======== Dataset ========

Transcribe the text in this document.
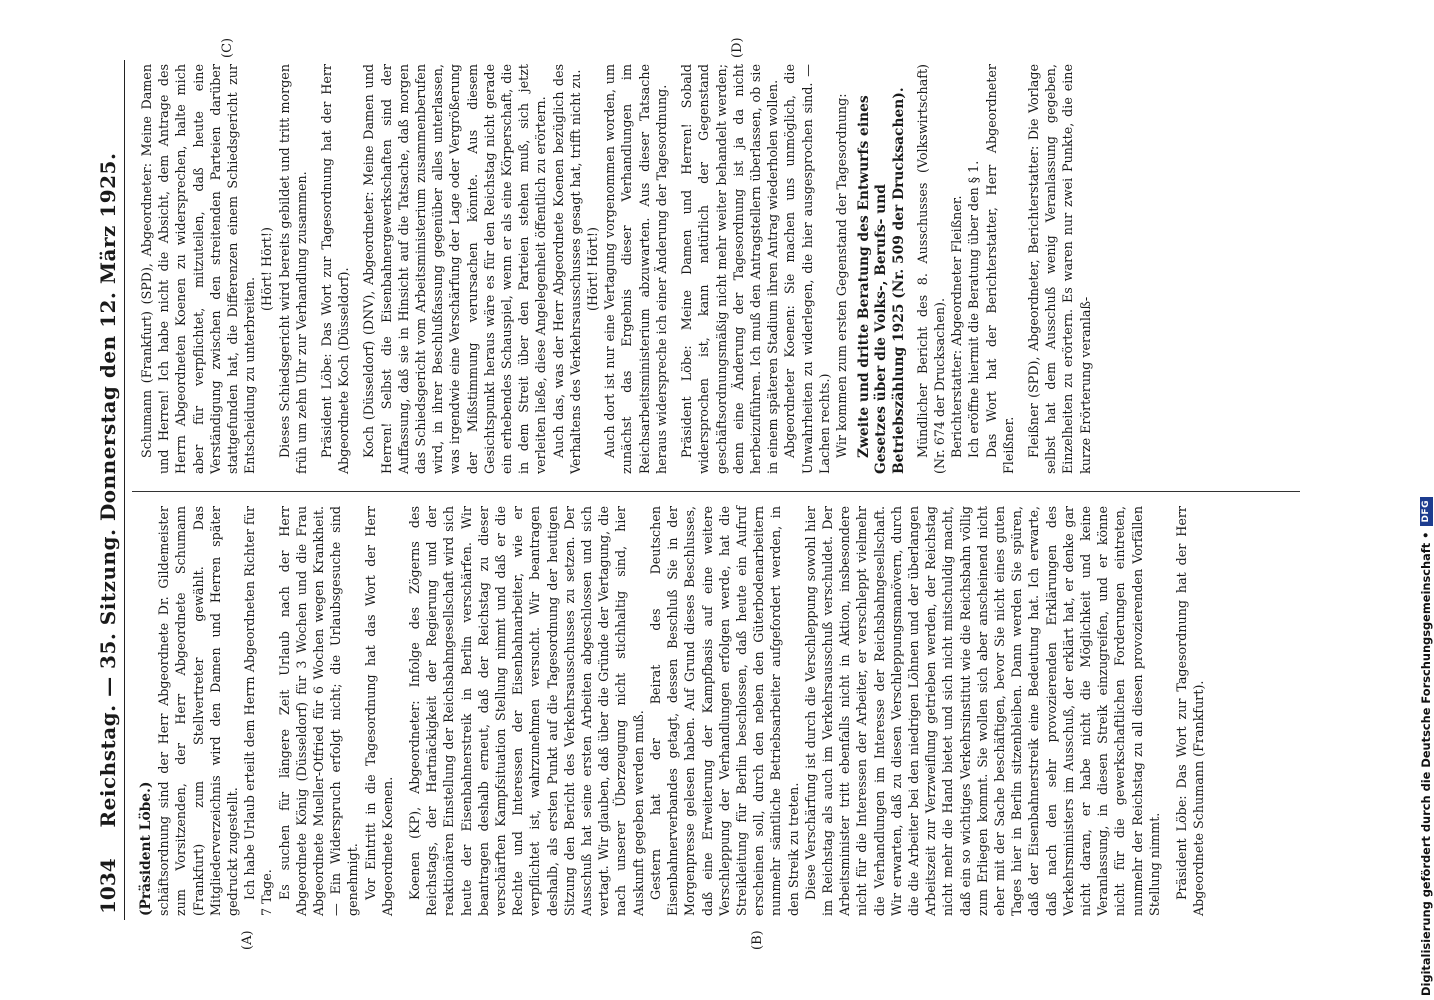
1034
Reichstag. — 35. Sitzung. Donnerstag den 12. März 1925.
(A)	(B)
(C)	(D)

(Präsident Löbe.) schäftsordnung sind der Herr Abgeordnete Dr. Gildemeister zum Vorsitzenden, der Herr Abgeordnete Schumann (Frankfurt) zum Stellvertreter gewählt. Das Mitgliederverzeichnis wird den Damen und Herren später gedruckt zugestellt. Ich habe Urlaub erteilt dem Herrn Abgeordneten Richter für 7 Tage. Es suchen für längere Zeit Urlaub nach der Herr Abgeordnete König (Düsseldorf) für 3 Wochen und die Frau Abgeordnete Mueller-Otfried für 6 Wochen wegen Krankheit. — Ein Widerspruch erfolgt nicht; die Urlaubsgesuche sind genehmigt. Vor Eintritt in die Tagesordnung hat das Wort der Herr Abgeordnete Koenen. Koenen (KP), Abgeordneter: Infolge des Zögerns des Reichstags, der Hartnäckigkeit der Regierung und der reaktionären Einstellung der Reichsbahngesellschaft wird sich heute der Eisenbahnerstreik in Berlin verschärfen. Wir beantragen deshalb erneut, daß der Reichstag zu dieser verschärften Kampfsituation Stellung nimmt und daß er die Rechte und Interessen der Eisenbahnarbeiter, wie er verpflichtet ist, wahrzunehmen versucht. Wir beantragen deshalb, als ersten Punkt auf die Tagesordnung der heutigen Sitzung den Bericht des Verkehrsausschusses zu setzen. Der Ausschuß hat seine ersten Arbeiten abgeschlossen und sich vertagt. Wir glauben, daß über die Gründe der Vertagung, die nach unserer Überzeugung nicht stichhaltig sind, hier Auskunft gegeben werden muß. Gestern hat der Beirat des Deutschen Eisenbahnerverbandes getagt, dessen Beschluß Sie in der Morgenpresse gelesen haben. Auf Grund dieses Beschlusses, daß eine Erweiterung der Kampfbasis auf eine weitere Verschleppung der Verhandlungen erfolgen werde, hat die Streikleitung für Berlin beschlossen, daß heute ein Aufruf erscheinen soll, durch den neben den Güterbodenarbeitern nunmehr sämtliche Betriebsarbeiter aufgefordert werden, in den Streik zu treten. Diese Verschärfung ist durch die Verschleppung sowohl hier im Reichstag als auch im Verkehrsausschuß verschuldet. Der Arbeitsminister tritt ebenfalls nicht in Aktion, insbesondere nicht für die Interessen der Arbeiter, er verschleppt vielmehr die Verhandlungen im Interesse der Reichsbahngesellschaft. Wir erwarten, daß zu diesen Verschleppungsmanövern, durch die die Arbeiter bei den niedrigen Löhnen und der überlangen Arbeitszeit zur Verzweiflung getrieben werden, der Reichstag nicht mehr die Hand bietet und sich nicht mitschuldig macht, daß ein so wichtiges Verkehrsinstitut wie die Reichsbahn völlig zum Erliegen kommt. Sie wollen sich aber anscheinend nicht eher mit der Sache beschäftigen, bevor Sie nicht eines guten Tages hier in Berlin sitzenbleiben. Dann werden Sie spüren, daß der Eisenbahnerstreik eine Bedeutung hat. Ich erwarte, daß nach den sehr provozierenden Erklärungen des Verkehrsministers im Ausschuß, der erklärt hat, er denke gar nicht daran, er habe nicht die Möglichkeit und keine Veranlassung, in diesen Streik einzugreifen, und er könne nicht für die gewerkschaftlichen Forderungen eintreten, nunmehr der Reichstag zu all diesen provozierenden Vorfällen Stellung nimmt. Präsident Löbe: Das Wort zur Tagesordnung hat der Herr Abgeordnete Schumann (Frankfurt).

Schumann (Frankfurt) (SPD), Abgeordneter: Meine Damen und Herren! Ich habe nicht die Absicht, dem Antrage des Herrn Abgeordneten Koenen zu widersprechen, halte mich aber für verpflichtet, mitzuteilen, daß heute eine Verständigung zwischen den streitenden Parteien darüber stattgefunden hat, die Differenzen einem Schiedsgericht zur Entscheidung zu unterbreiten.

(Hört! Hört!) Dieses Schiedsgericht wird bereits gebildet und tritt morgen früh um zehn Uhr zur Verhandlung zusammen. Präsident Löbe: Das Wort zur Tagesordnung hat der Herr Abgeordnete Koch (Düsseldorf). Koch (Düsseldorf) (DNV), Abgeordneter: Meine Damen und Herren! Selbst die Eisenbahnergewerkschaften sind der Auffassung, daß sie in Hinsicht auf die Tatsache, daß morgen das Schiedsgericht vom Arbeitsministerium zusammenberufen wird, in ihrer Beschlußfassung gegenüber alles unterlassen, was irgendwie eine Verschärfung der Lage oder Vergrößerung der Mißstimmung verursachen könnte. Aus diesem Gesichtspunkt heraus wäre es für den Reichstag nicht gerade ein erhebendes Schauspiel, wenn er als eine Körperschaft, die in dem Streit über den Parteien stehen muß, sich jetzt verleiten ließe, diese Angelegenheit öffentlich zu erörtern. Auch das, was der Herr Abgeordnete Koenen bezüglich des Verhaltens des Verkehrsausschusses gesagt hat, trifft nicht zu. (Hört! Hört!) Auch dort ist nur eine Vertagung vorgenommen worden, um zunächst das Ergebnis dieser Verhandlungen im Reichsarbeitsministerium abzuwarten. Aus dieser Tatsache heraus widerspreche ich einer Änderung der Tagesordnung. Präsident Löbe: Meine Damen und Herren! Sobald widersprochen ist, kann natürlich der Gegenstand geschäftsordnungsmäßig nicht mehr weiter behandelt werden; denn eine Änderung der Tagesordnung ist ja da nicht herbeizuführen. Ich muß den Antragstellern überlassen, ob sie in einem späteren Stadium ihren Antrag wiederholen wollen. Abgeordneter Koenen: Sie machen uns unmöglich, die Unwahrheiten zu widerlegen, die hier ausgesprochen sind. — Lachen rechts.) Wir kommen zum ersten Gegenstand der Tagesordnung: Zweite und dritte Beratung des Entwurfs eines Gesetzes über die Volks-, Berufs- und Betriebszählung 1925 (Nr. 509 der Drucksachen). Mündlicher Bericht des 8. Ausschusses (Volkswirtschaft) (Nr. 674 der Drucksachen). Berichterstatter: Abgeordneter Fleißner. Ich eröffne hiermit die Beratung über den § 1. Das Wort hat der Berichterstatter, Herr Abgeordneter Fleißner. Fleißner (SPD), Abgeordneter, Berichterstatter: Die Vorlage selbst hat dem Ausschuß wenig Veranlassung gegeben, Einzelheiten zu erörtern. Es waren nur zwei Punkte, die eine kurze Erörterung veranlaß-

Digitalisierung gefördert durch die Deutsche Forschungsgemeinschaft •
DFG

========

Give back all entries exactly. No pictures belong in the copy.

Transcribe the text in this document.
1034
Reichstag. — 35. Sitzung. Donnerstag den 12. März 1925.
(A)	(B)
(C)	(D)

(Präsident Löbe.) schäftsordnung sind der Herr Abgeordnete Dr. Gildemeister zum Vorsitzenden, der Herr Abgeordnete Schumann (Frankfurt) zum Stellvertreter gewählt. Das Mitgliederverzeichnis wird den Damen und Herren später gedruckt zugestellt. Ich habe Urlaub erteilt dem Herrn Abgeordneten Richter für 7 Tage. Es suchen für längere Zeit Urlaub nach der Herr Abgeordnete König (Düsseldorf) für 3 Wochen und die Frau Abgeordnete Mueller-Otfried für 6 Wochen wegen Krankheit. — Ein Widerspruch erfolgt nicht; die Urlaubsgesuche sind genehmigt. Vor Eintritt in die Tagesordnung hat das Wort der Herr Abgeordnete Koenen. Koenen (KP), Abgeordneter: Infolge des Zögerns des Reichstags, der Hartnäckigkeit der Regierung und der reaktionären Einstellung der Reichsbahngesellschaft wird sich heute der Eisenbahnerstreik in Berlin verschärfen. Wir beantragen deshalb erneut, daß der Reichstag zu dieser verschärften Kampfsituation Stellung nimmt und daß er die Rechte und Interessen der Eisenbahnarbeiter, wie er verpflichtet ist, wahrzunehmen versucht. Wir beantragen deshalb, als ersten Punkt auf die Tagesordnung der heutigen Sitzung den Bericht des Verkehrsausschusses zu setzen. Der Ausschuß hat seine ersten Arbeiten abgeschlossen und sich vertagt. Wir glauben, daß über die Gründe der Vertagung, die nach unserer Überzeugung nicht stichhaltig sind, hier Auskunft gegeben werden muß. Gestern hat der Beirat des Deutschen Eisenbahnerverbandes getagt, dessen Beschluß Sie in der Morgenpresse gelesen haben. Auf Grund dieses Beschlusses, daß eine Erweiterung der Kampfbasis auf eine weitere Verschleppung der Verhandlungen erfolgen werde, hat die Streikleitung für Berlin beschlossen, daß heute ein Aufruf erscheinen soll, durch den neben den Güterbodenarbeitern nunmehr sämtliche Betriebsarbeiter aufgefordert werden, in den Streik zu treten. Diese Verschärfung ist durch die Verschleppung sowohl hier im Reichstag als auch im Verkehrsausschuß verschuldet. Der Arbeitsminister tritt ebenfalls nicht in Aktion, insbesondere nicht für die Interessen der Arbeiter, er verschleppt vielmehr die Verhandlungen im Interesse der Reichsbahngesellschaft. Wir erwarten, daß zu diesen Verschleppungsmanövern, durch die die Arbeiter bei den niedrigen Löhnen und der überlangen Arbeitszeit zur Verzweiflung getrieben werden, der Reichstag nicht mehr die Hand bietet und sich nicht mitschuldig macht, daß ein so wichtiges Verkehrsinstitut wie die Reichsbahn völlig zum Erliegen kommt. Sie wollen sich aber anscheinend nicht eher mit der Sache beschäftigen, bevor Sie nicht eines guten Tages hier in Berlin sitzenbleiben. Dann werden Sie spüren, daß der Eisenbahnerstreik eine Bedeutung hat. Ich erwarte, daß nach den sehr provozierenden Erklärungen des Verkehrsministers im Ausschuß, der erklärt hat, er denke gar nicht daran, er habe nicht die Möglichkeit und keine Veranlassung, in diesen Streik einzugreifen, und er könne nicht für die gewerkschaftlichen Forderungen eintreten, nunmehr der Reichstag zu all diesen provozierenden Vorfällen Stellung nimmt. Präsident Löbe: Das Wort zur Tagesordnung hat der Herr Abgeordnete Schumann (Frankfurt).

Schumann (Frankfurt) (SPD), Abgeordneter: Meine Damen und Herren! Ich habe nicht die Absicht, dem Antrage des Herrn Abgeordneten Koenen zu widersprechen, halte mich aber für verpflichtet, mitzuteilen, daß heute eine Verständigung zwischen den streitenden Parteien darüber stattgefunden hat, die Differenzen einem Schiedsgericht zur Entscheidung zu unterbreiten.

(Hört! Hört!) Dieses Schiedsgericht wird bereits gebildet und tritt morgen früh um zehn Uhr zur Verhandlung zusammen. Präsident Löbe: Das Wort zur Tagesordnung hat der Herr Abgeordnete Koch (Düsseldorf). Koch (Düsseldorf) (DNV), Abgeordneter: Meine Damen und Herren! Selbst die Eisenbahnergewerkschaften sind der Auffassung, daß sie in Hinsicht auf die Tatsache, daß morgen das Schiedsgericht vom Arbeitsministerium zusammenberufen wird, in ihrer Beschlußfassung gegenüber alles unterlassen, was irgendwie eine Verschärfung der Lage oder Vergrößerung der Mißstimmung verursachen könnte. Aus diesem Gesichtspunkt heraus wäre es für den Reichstag nicht gerade ein erhebendes Schauspiel, wenn er als eine Körperschaft, die in dem Streit über den Parteien stehen muß, sich jetzt verleiten ließe, diese Angelegenheit öffentlich zu erörtern. Auch das, was der Herr Abgeordnete Koenen bezüglich des Verhaltens des Verkehrsausschusses gesagt hat, trifft nicht zu. (Hört! Hört!) Auch dort ist nur eine Vertagung vorgenommen worden, um zunächst das Ergebnis dieser Verhandlungen im Reichsarbeitsministerium abzuwarten. Aus dieser Tatsache heraus widerspreche ich einer Änderung der Tagesordnung. Präsident Löbe: Meine Damen und Herren! Sobald widersprochen ist, kann natürlich der Gegenstand geschäftsordnungsmäßig nicht mehr weiter behandelt werden; denn eine Änderung der Tagesordnung ist ja da nicht herbeizuführen. Ich muß den Antragstellern überlassen, ob sie in einem späteren Stadium ihren Antrag wiederholen wollen. Abgeordneter Koenen: Sie machen uns unmöglich, die Unwahrheiten zu widerlegen, die hier ausgesprochen sind. — Lachen rechts.) Wir kommen zum ersten Gegenstand der Tagesordnung: Zweite und dritte Beratung des Entwurfs eines Gesetzes über die Volks-, Berufs- und Betriebszählung 1925 (Nr. 509 der Drucksachen). Mündlicher Bericht des 8. Ausschusses (Volkswirtschaft) (Nr. 674 der Drucksachen). Berichterstatter: Abgeordneter Fleißner. Ich eröffne hiermit die Beratung über den § 1. Das Wort hat der Berichterstatter, Herr Abgeordneter Fleißner. Fleißner (SPD), Abgeordneter, Berichterstatter: Die Vorlage selbst hat dem Ausschuß wenig Veranlassung gegeben, Einzelheiten zu erörtern. Es waren nur zwei Punkte, die eine kurze Erörterung veranlaß-

Digitalisierung gefördert durch die Deutsche Forschungsgemeinschaft •
DFG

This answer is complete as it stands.